Copy the data that follows exactly. Include no pictures.

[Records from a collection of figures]
====================

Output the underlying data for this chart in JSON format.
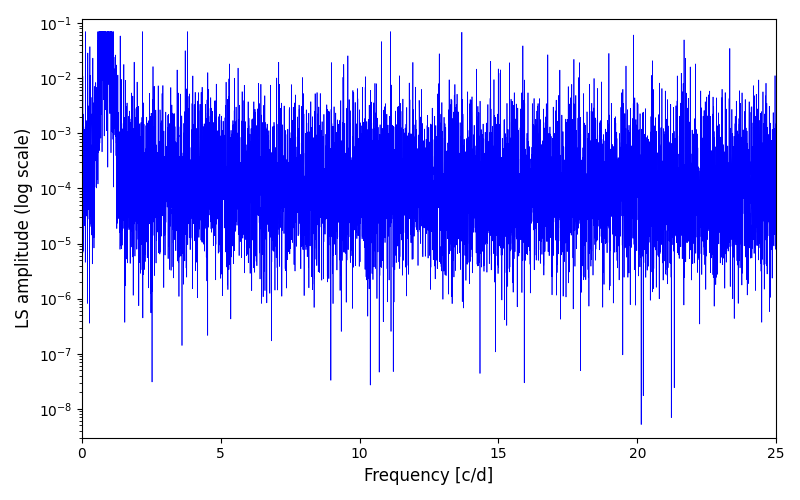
{
  "xlabel": "Frequency [c/d]",
  "ylabel": "LS amplitude (log scale)",
  "line_color": "#0000ff",
  "xlim": [
    0,
    25
  ],
  "ymin": 3e-09,
  "ymax": 0.12,
  "freq_min": 0.005,
  "freq_max": 25.0,
  "n_points": 8000,
  "seed": 17,
  "peak_freq": 0.85,
  "peak_amplitude": 0.045,
  "noise_floor": 0.0001,
  "background_color": "#ffffff",
  "figsize": [
    8.0,
    5.0
  ],
  "dpi": 100
}
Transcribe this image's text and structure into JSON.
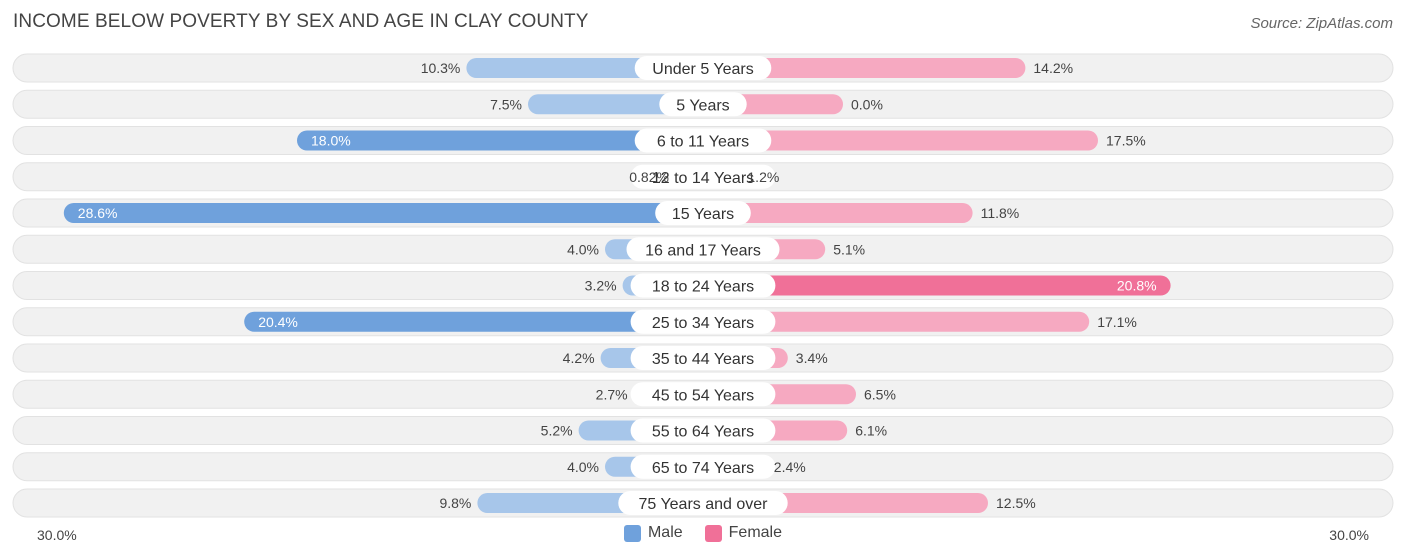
{
  "header": {
    "title": "INCOME BELOW POVERTY BY SEX AND AGE IN CLAY COUNTY",
    "source": "Source: ZipAtlas.com"
  },
  "colors": {
    "male": "#6fa1dc",
    "male_light": "#a7c6ea",
    "female": "#f07098",
    "female_light": "#f6a9c1",
    "row_bg": "#f1f1f1"
  },
  "chart_data": {
    "type": "bar",
    "orientation": "horizontal-diverging",
    "title": "INCOME BELOW POVERTY BY SEX AND AGE IN CLAY COUNTY",
    "categories": [
      "Under 5 Years",
      "5 Years",
      "6 to 11 Years",
      "12 to 14 Years",
      "15 Years",
      "16 and 17 Years",
      "18 to 24 Years",
      "25 to 34 Years",
      "35 to 44 Years",
      "45 to 54 Years",
      "55 to 64 Years",
      "65 to 74 Years",
      "75 Years and over"
    ],
    "series": [
      {
        "name": "Male",
        "values": [
          10.3,
          7.5,
          18.0,
          0.82,
          28.6,
          4.0,
          3.2,
          20.4,
          4.2,
          2.7,
          5.2,
          4.0,
          9.8
        ],
        "labels": [
          "10.3%",
          "7.5%",
          "18.0%",
          "0.82%",
          "28.6%",
          "4.0%",
          "3.2%",
          "20.4%",
          "4.2%",
          "2.7%",
          "5.2%",
          "4.0%",
          "9.8%"
        ]
      },
      {
        "name": "Female",
        "values": [
          14.2,
          0.0,
          17.5,
          1.2,
          11.8,
          5.1,
          20.8,
          17.1,
          3.4,
          6.5,
          6.1,
          2.4,
          12.5
        ],
        "labels": [
          "14.2%",
          "0.0%",
          "17.5%",
          "1.2%",
          "11.8%",
          "5.1%",
          "20.8%",
          "17.1%",
          "3.4%",
          "6.5%",
          "6.1%",
          "2.4%",
          "12.5%"
        ]
      }
    ],
    "xlim": [
      -30,
      30
    ],
    "axis_labels": {
      "left": "30.0%",
      "right": "30.0%"
    },
    "legend": {
      "placement": "bottom-center",
      "items": [
        "Male",
        "Female"
      ]
    }
  }
}
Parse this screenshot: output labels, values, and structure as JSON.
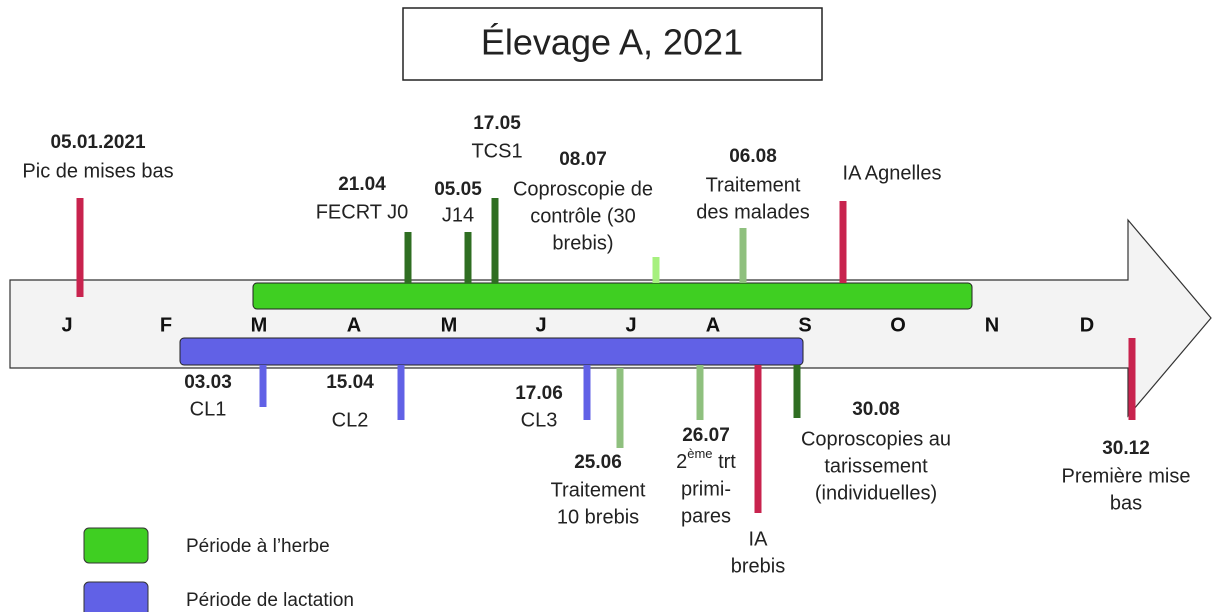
{
  "title": "Élevage A, 2021",
  "months": [
    "J",
    "F",
    "M",
    "A",
    "M",
    "J",
    "J",
    "A",
    "S",
    "O",
    "N",
    "D"
  ],
  "events_above": [
    {
      "date": "05.01.2021",
      "lines": [
        "Pic de mises bas"
      ]
    },
    {
      "date": "21.04",
      "lines": [
        "FECRT J0"
      ]
    },
    {
      "date": "05.05",
      "lines": [
        "J14"
      ]
    },
    {
      "date": "17.05",
      "lines": [
        "TCS1"
      ]
    },
    {
      "date": "08.07",
      "lines": [
        "Coproscopie de",
        "contrôle (30",
        "brebis)"
      ]
    },
    {
      "date": "06.08",
      "lines": [
        "Traitement",
        "des malades"
      ]
    },
    {
      "lines": [
        "IA Agnelles"
      ]
    }
  ],
  "events_below": [
    {
      "date": "03.03",
      "lines": [
        "CL1"
      ]
    },
    {
      "date": "15.04",
      "lines": [
        "CL2"
      ]
    },
    {
      "date": "17.06",
      "lines": [
        "CL3"
      ]
    },
    {
      "date": "25.06",
      "lines": [
        "Traitement",
        "10 brebis"
      ]
    },
    {
      "date": "26.07",
      "lines": [
        [
          "2",
          "ème",
          " trt"
        ],
        "primi-",
        "pares"
      ]
    },
    {
      "lines": [
        "IA",
        "brebis"
      ]
    },
    {
      "date": "30.08",
      "lines": [
        "Coproscopies au",
        "tarissement",
        "(individuelles)"
      ]
    },
    {
      "date": "30.12",
      "lines": [
        "Première mise",
        "bas"
      ]
    }
  ],
  "legend": [
    {
      "label": "Période à l’herbe",
      "color": "#3fcf22"
    },
    {
      "label": "Période de lactation",
      "color": "#6161e6"
    }
  ]
}
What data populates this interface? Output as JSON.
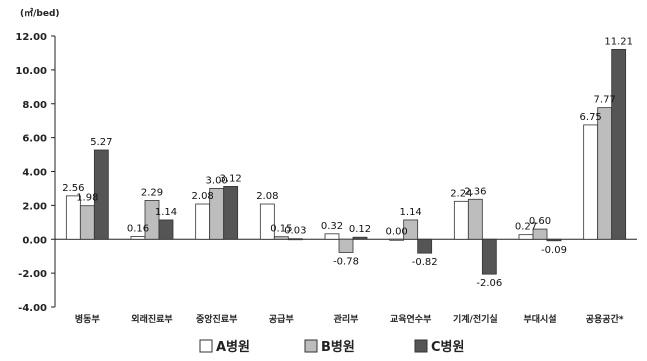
{
  "chart_data": {
    "type": "bar",
    "unit_label": "(㎡/bed)",
    "categories": [
      "병동부",
      "외래진료부",
      "중앙진료부",
      "공급부",
      "관리부",
      "교육연수부",
      "기계/전기실",
      "부대시설",
      "공용공간*"
    ],
    "series": [
      {
        "name": "A병원",
        "color": "#ffffff",
        "values": [
          2.56,
          0.16,
          2.08,
          2.08,
          0.32,
          0.0,
          2.24,
          0.27,
          6.75
        ],
        "labels": [
          "2.56",
          "0.16",
          "2.08",
          "2.08",
          "0.32",
          "0.00",
          "2.24",
          "0.27",
          "6.75"
        ]
      },
      {
        "name": "B병원",
        "color": "#bdbdbd",
        "values": [
          1.98,
          2.29,
          3.0,
          0.15,
          -0.78,
          1.14,
          2.36,
          0.6,
          7.77
        ],
        "labels": [
          "1.98",
          "2.29",
          "3.00",
          "0.15",
          "-0.78",
          "1.14",
          "2.36",
          "0.60",
          "7.77"
        ]
      },
      {
        "name": "C병원",
        "color": "#555555",
        "values": [
          5.27,
          1.14,
          3.12,
          0.03,
          0.12,
          -0.82,
          -2.06,
          -0.09,
          11.21
        ],
        "labels": [
          "5.27",
          "1.14",
          "3.12",
          "0.03",
          "0.12",
          "-0.82",
          "-2.06",
          "-0.09",
          "11.21"
        ]
      }
    ],
    "yticks": [
      "12.00",
      "10.00",
      "8.00",
      "6.00",
      "4.00",
      "2.00",
      "0.00",
      "-2.00",
      "-4.00"
    ],
    "ylim": [
      -4,
      12
    ],
    "grid": false,
    "legend_position": "bottom"
  }
}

====================

**Reply to the exercise:**
Output the underlying data for this chart in JSON format.
{
  "xlabel": "Frequency [c/d]",
  "ylabel": "LS amplitude (log scale)",
  "line_color": "#0000ff",
  "xlim": [
    0,
    25
  ],
  "ymin": 3e-09,
  "ymax": 0.12,
  "freq_min": 0.005,
  "freq_max": 25.0,
  "n_points": 8000,
  "seed": 17,
  "peak_freq": 0.85,
  "peak_amplitude": 0.045,
  "noise_floor": 0.0001,
  "background_color": "#ffffff",
  "figsize": [
    8.0,
    5.0
  ],
  "dpi": 100
}
Transcribe this image's text and structure into JSON.
{
  "header": {
    "title": "INCOME BELOW POVERTY BY SEX AND AGE IN CLAY COUNTY",
    "source": "Source: ZipAtlas.com"
  },
  "colors": {
    "male": "#6fa1dc",
    "male_light": "#a7c6ea",
    "female": "#f07098",
    "female_light": "#f6a9c1",
    "row_bg": "#f1f1f1"
  },
  "chart_data": {
    "type": "bar",
    "orientation": "horizontal-diverging",
    "title": "INCOME BELOW POVERTY BY SEX AND AGE IN CLAY COUNTY",
    "categories": [
      "Under 5 Years",
      "5 Years",
      "6 to 11 Years",
      "12 to 14 Years",
      "15 Years",
      "16 and 17 Years",
      "18 to 24 Years",
      "25 to 34 Years",
      "35 to 44 Years",
      "45 to 54 Years",
      "55 to 64 Years",
      "65 to 74 Years",
      "75 Years and over"
    ],
    "series": [
      {
        "name": "Male",
        "values": [
          10.3,
          7.5,
          18.0,
          0.82,
          28.6,
          4.0,
          3.2,
          20.4,
          4.2,
          2.7,
          5.2,
          4.0,
          9.8
        ],
        "labels": [
          "10.3%",
          "7.5%",
          "18.0%",
          "0.82%",
          "28.6%",
          "4.0%",
          "3.2%",
          "20.4%",
          "4.2%",
          "2.7%",
          "5.2%",
          "4.0%",
          "9.8%"
        ]
      },
      {
        "name": "Female",
        "values": [
          14.2,
          0.0,
          17.5,
          1.2,
          11.8,
          5.1,
          20.8,
          17.1,
          3.4,
          6.5,
          6.1,
          2.4,
          12.5
        ],
        "labels": [
          "14.2%",
          "0.0%",
          "17.5%",
          "1.2%",
          "11.8%",
          "5.1%",
          "20.8%",
          "17.1%",
          "3.4%",
          "6.5%",
          "6.1%",
          "2.4%",
          "12.5%"
        ]
      }
    ],
    "xlim": [
      -30,
      30
    ],
    "axis_labels": {
      "left": "30.0%",
      "right": "30.0%"
    },
    "legend": {
      "placement": "bottom-center",
      "items": [
        "Male",
        "Female"
      ]
    }
  }
}
Parse this screenshot: output labels, values, and structure as JSON.
{
  "title": "Élevage A, 2021",
  "months": [
    "J",
    "F",
    "M",
    "A",
    "M",
    "J",
    "J",
    "A",
    "S",
    "O",
    "N",
    "D"
  ],
  "events_above": [
    {
      "date": "05.01.2021",
      "lines": [
        "Pic de mises bas"
      ]
    },
    {
      "date": "21.04",
      "lines": [
        "FECRT J0"
      ]
    },
    {
      "date": "05.05",
      "lines": [
        "J14"
      ]
    },
    {
      "date": "17.05",
      "lines": [
        "TCS1"
      ]
    },
    {
      "date": "08.07",
      "lines": [
        "Coproscopie de",
        "contrôle (30",
        "brebis)"
      ]
    },
    {
      "date": "06.08",
      "lines": [
        "Traitement",
        "des malades"
      ]
    },
    {
      "lines": [
        "IA Agnelles"
      ]
    }
  ],
  "events_below": [
    {
      "date": "03.03",
      "lines": [
        "CL1"
      ]
    },
    {
      "date": "15.04",
      "lines": [
        "CL2"
      ]
    },
    {
      "date": "17.06",
      "lines": [
        "CL3"
      ]
    },
    {
      "date": "25.06",
      "lines": [
        "Traitement",
        "10 brebis"
      ]
    },
    {
      "date": "26.07",
      "lines": [
        [
          "2",
          "ème",
          " trt"
        ],
        "primi-",
        "pares"
      ]
    },
    {
      "lines": [
        "IA",
        "brebis"
      ]
    },
    {
      "date": "30.08",
      "lines": [
        "Coproscopies au",
        "tarissement",
        "(individuelles)"
      ]
    },
    {
      "date": "30.12",
      "lines": [
        "Première mise",
        "bas"
      ]
    }
  ],
  "legend": [
    {
      "label": "Période à l’herbe",
      "color": "#3fcf22"
    },
    {
      "label": "Période de lactation",
      "color": "#6161e6"
    }
  ]
}
What data populates this interface? Output as JSON.
{
  "chart_data": {
    "type": "bar",
    "unit_label": "(㎡/bed)",
    "categories": [
      "병동부",
      "외래진료부",
      "중앙진료부",
      "공급부",
      "관리부",
      "교육연수부",
      "기계/전기실",
      "부대시설",
      "공용공간*"
    ],
    "series": [
      {
        "name": "A병원",
        "color": "#ffffff",
        "values": [
          2.56,
          0.16,
          2.08,
          2.08,
          0.32,
          0.0,
          2.24,
          0.27,
          6.75
        ],
        "labels": [
          "2.56",
          "0.16",
          "2.08",
          "2.08",
          "0.32",
          "0.00",
          "2.24",
          "0.27",
          "6.75"
        ]
      },
      {
        "name": "B병원",
        "color": "#bdbdbd",
        "values": [
          1.98,
          2.29,
          3.0,
          0.15,
          -0.78,
          1.14,
          2.36,
          0.6,
          7.77
        ],
        "labels": [
          "1.98",
          "2.29",
          "3.00",
          "0.15",
          "-0.78",
          "1.14",
          "2.36",
          "0.60",
          "7.77"
        ]
      },
      {
        "name": "C병원",
        "color": "#555555",
        "values": [
          5.27,
          1.14,
          3.12,
          0.03,
          0.12,
          -0.82,
          -2.06,
          -0.09,
          11.21
        ],
        "labels": [
          "5.27",
          "1.14",
          "3.12",
          "0.03",
          "0.12",
          "-0.82",
          "-2.06",
          "-0.09",
          "11.21"
        ]
      }
    ],
    "yticks": [
      "12.00",
      "10.00",
      "8.00",
      "6.00",
      "4.00",
      "2.00",
      "0.00",
      "-2.00",
      "-4.00"
    ],
    "ylim": [
      -4,
      12
    ],
    "grid": false,
    "legend_position": "bottom"
  }
}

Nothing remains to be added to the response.